# TASK TO COMPLETE:
Present the following data again exactly as it is shown.

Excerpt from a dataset
....................

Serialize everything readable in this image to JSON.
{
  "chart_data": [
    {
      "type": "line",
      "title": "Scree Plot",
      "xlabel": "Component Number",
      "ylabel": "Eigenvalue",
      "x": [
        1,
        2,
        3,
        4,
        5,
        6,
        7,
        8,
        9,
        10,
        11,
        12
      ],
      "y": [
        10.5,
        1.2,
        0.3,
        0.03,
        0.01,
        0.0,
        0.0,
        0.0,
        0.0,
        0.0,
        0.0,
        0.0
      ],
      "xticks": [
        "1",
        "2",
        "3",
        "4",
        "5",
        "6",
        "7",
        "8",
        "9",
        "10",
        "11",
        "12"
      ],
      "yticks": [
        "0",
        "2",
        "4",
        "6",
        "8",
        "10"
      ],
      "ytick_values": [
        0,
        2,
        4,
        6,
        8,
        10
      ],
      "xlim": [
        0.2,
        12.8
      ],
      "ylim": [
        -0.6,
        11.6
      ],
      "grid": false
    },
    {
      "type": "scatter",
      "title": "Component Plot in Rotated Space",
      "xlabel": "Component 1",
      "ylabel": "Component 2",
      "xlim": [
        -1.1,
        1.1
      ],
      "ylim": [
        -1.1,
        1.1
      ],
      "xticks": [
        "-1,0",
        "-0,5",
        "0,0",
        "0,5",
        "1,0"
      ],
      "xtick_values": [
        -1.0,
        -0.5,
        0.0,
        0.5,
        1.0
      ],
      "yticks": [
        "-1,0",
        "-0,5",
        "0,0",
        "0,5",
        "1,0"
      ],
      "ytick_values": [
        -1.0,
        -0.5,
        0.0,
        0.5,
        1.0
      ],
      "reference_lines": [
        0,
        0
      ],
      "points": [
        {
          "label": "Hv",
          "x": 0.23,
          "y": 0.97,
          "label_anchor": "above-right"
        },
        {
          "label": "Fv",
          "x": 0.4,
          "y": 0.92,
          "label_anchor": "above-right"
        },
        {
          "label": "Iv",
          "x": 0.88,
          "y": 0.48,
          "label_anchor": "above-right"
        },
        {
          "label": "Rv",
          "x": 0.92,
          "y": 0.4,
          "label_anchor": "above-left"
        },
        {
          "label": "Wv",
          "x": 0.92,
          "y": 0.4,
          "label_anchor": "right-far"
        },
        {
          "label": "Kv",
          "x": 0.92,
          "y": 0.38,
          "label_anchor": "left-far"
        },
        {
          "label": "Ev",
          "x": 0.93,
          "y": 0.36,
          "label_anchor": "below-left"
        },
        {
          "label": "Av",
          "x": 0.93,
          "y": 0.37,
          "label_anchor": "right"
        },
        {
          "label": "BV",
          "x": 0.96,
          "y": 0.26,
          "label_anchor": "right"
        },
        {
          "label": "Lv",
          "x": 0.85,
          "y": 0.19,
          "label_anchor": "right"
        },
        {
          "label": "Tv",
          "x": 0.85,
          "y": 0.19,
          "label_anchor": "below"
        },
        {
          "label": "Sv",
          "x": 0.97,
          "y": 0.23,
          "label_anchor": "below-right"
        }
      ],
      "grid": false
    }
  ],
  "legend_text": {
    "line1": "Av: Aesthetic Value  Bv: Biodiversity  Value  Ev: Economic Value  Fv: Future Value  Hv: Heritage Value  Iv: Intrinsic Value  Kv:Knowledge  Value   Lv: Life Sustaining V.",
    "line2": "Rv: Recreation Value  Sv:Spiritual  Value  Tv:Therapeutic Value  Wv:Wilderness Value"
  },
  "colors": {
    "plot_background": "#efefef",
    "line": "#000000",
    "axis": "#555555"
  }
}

....................

# WRITTEN RESPONSE:
Serialize everything readable in this image to JSON.
{
  "chart_data": [
    {
      "type": "line",
      "title": "Scree Plot",
      "xlabel": "Component Number",
      "ylabel": "Eigenvalue",
      "x": [
        1,
        2,
        3,
        4,
        5,
        6,
        7,
        8,
        9,
        10,
        11,
        12
      ],
      "y": [
        10.5,
        1.2,
        0.3,
        0.03,
        0.01,
        0.0,
        0.0,
        0.0,
        0.0,
        0.0,
        0.0,
        0.0
      ],
      "xticks": [
        "1",
        "2",
        "3",
        "4",
        "5",
        "6",
        "7",
        "8",
        "9",
        "10",
        "11",
        "12"
      ],
      "yticks": [
        "0",
        "2",
        "4",
        "6",
        "8",
        "10"
      ],
      "ytick_values": [
        0,
        2,
        4,
        6,
        8,
        10
      ],
      "xlim": [
        0.2,
        12.8
      ],
      "ylim": [
        -0.6,
        11.6
      ],
      "grid": false
    },
    {
      "type": "scatter",
      "title": "Component Plot in Rotated Space",
      "xlabel": "Component 1",
      "ylabel": "Component 2",
      "xlim": [
        -1.1,
        1.1
      ],
      "ylim": [
        -1.1,
        1.1
      ],
      "xticks": [
        "-1,0",
        "-0,5",
        "0,0",
        "0,5",
        "1,0"
      ],
      "xtick_values": [
        -1.0,
        -0.5,
        0.0,
        0.5,
        1.0
      ],
      "yticks": [
        "-1,0",
        "-0,5",
        "0,0",
        "0,5",
        "1,0"
      ],
      "ytick_values": [
        -1.0,
        -0.5,
        0.0,
        0.5,
        1.0
      ],
      "reference_lines": [
        0,
        0
      ],
      "points": [
        {
          "label": "Hv",
          "x": 0.23,
          "y": 0.97,
          "label_anchor": "above-right"
        },
        {
          "label": "Fv",
          "x": 0.4,
          "y": 0.92,
          "label_anchor": "above-right"
        },
        {
          "label": "Iv",
          "x": 0.88,
          "y": 0.48,
          "label_anchor": "above-right"
        },
        {
          "label": "Rv",
          "x": 0.92,
          "y": 0.4,
          "label_anchor": "above-left"
        },
        {
          "label": "Wv",
          "x": 0.92,
          "y": 0.4,
          "label_anchor": "right-far"
        },
        {
          "label": "Kv",
          "x": 0.92,
          "y": 0.38,
          "label_anchor": "left-far"
        },
        {
          "label": "Ev",
          "x": 0.93,
          "y": 0.36,
          "label_anchor": "below-left"
        },
        {
          "label": "Av",
          "x": 0.93,
          "y": 0.37,
          "label_anchor": "right"
        },
        {
          "label": "BV",
          "x": 0.96,
          "y": 0.26,
          "label_anchor": "right"
        },
        {
          "label": "Lv",
          "x": 0.85,
          "y": 0.19,
          "label_anchor": "right"
        },
        {
          "label": "Tv",
          "x": 0.85,
          "y": 0.19,
          "label_anchor": "below"
        },
        {
          "label": "Sv",
          "x": 0.97,
          "y": 0.23,
          "label_anchor": "below-right"
        }
      ],
      "grid": false
    }
  ],
  "legend_text": {
    "line1": "Av: Aesthetic Value  Bv: Biodiversity  Value  Ev: Economic Value  Fv: Future Value  Hv: Heritage Value  Iv: Intrinsic Value  Kv:Knowledge  Value   Lv: Life Sustaining V.",
    "line2": "Rv: Recreation Value  Sv:Spiritual  Value  Tv:Therapeutic Value  Wv:Wilderness Value"
  },
  "colors": {
    "plot_background": "#efefef",
    "line": "#000000",
    "axis": "#555555"
  }
}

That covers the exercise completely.